THE REQUEST: Copy out all the lines where "stage" shows up.

INPUT:

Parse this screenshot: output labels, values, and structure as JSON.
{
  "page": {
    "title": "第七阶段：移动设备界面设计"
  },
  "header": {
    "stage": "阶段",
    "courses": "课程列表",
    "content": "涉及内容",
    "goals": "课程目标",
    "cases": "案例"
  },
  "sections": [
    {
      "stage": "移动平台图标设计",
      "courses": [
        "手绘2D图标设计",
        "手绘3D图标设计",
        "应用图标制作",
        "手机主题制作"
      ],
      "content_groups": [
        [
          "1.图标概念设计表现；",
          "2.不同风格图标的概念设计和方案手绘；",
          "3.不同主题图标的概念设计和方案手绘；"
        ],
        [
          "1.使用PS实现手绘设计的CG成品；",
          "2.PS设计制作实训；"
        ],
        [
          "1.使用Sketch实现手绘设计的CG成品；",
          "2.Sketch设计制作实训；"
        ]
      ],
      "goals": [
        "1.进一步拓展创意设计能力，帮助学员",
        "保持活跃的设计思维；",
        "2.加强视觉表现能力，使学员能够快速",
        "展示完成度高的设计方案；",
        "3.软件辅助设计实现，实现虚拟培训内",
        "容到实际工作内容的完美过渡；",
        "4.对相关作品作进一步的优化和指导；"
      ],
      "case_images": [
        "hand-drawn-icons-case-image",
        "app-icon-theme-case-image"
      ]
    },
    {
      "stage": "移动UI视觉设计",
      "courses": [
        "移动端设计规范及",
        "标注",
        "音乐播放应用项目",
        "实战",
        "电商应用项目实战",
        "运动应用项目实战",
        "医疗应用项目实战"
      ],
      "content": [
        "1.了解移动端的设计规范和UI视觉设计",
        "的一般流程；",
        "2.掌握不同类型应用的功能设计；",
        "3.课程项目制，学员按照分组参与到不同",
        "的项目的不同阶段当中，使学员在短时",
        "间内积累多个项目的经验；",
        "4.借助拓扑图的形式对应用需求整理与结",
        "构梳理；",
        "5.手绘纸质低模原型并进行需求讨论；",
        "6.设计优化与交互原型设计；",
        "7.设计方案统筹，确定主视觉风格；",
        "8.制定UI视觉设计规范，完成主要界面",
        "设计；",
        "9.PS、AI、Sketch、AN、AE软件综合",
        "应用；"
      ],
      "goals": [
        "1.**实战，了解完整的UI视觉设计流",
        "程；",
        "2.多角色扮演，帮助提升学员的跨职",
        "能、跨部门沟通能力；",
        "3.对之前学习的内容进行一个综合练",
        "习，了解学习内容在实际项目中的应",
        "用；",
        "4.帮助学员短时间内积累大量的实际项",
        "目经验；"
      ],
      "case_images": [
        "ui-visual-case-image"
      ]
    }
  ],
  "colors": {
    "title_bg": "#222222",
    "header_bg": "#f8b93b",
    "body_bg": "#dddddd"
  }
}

RESULT OF THIS TASK:
    "stage": "阶段",
      "stage": "移动平台图标设计",
      "stage": "移动UI视觉设计",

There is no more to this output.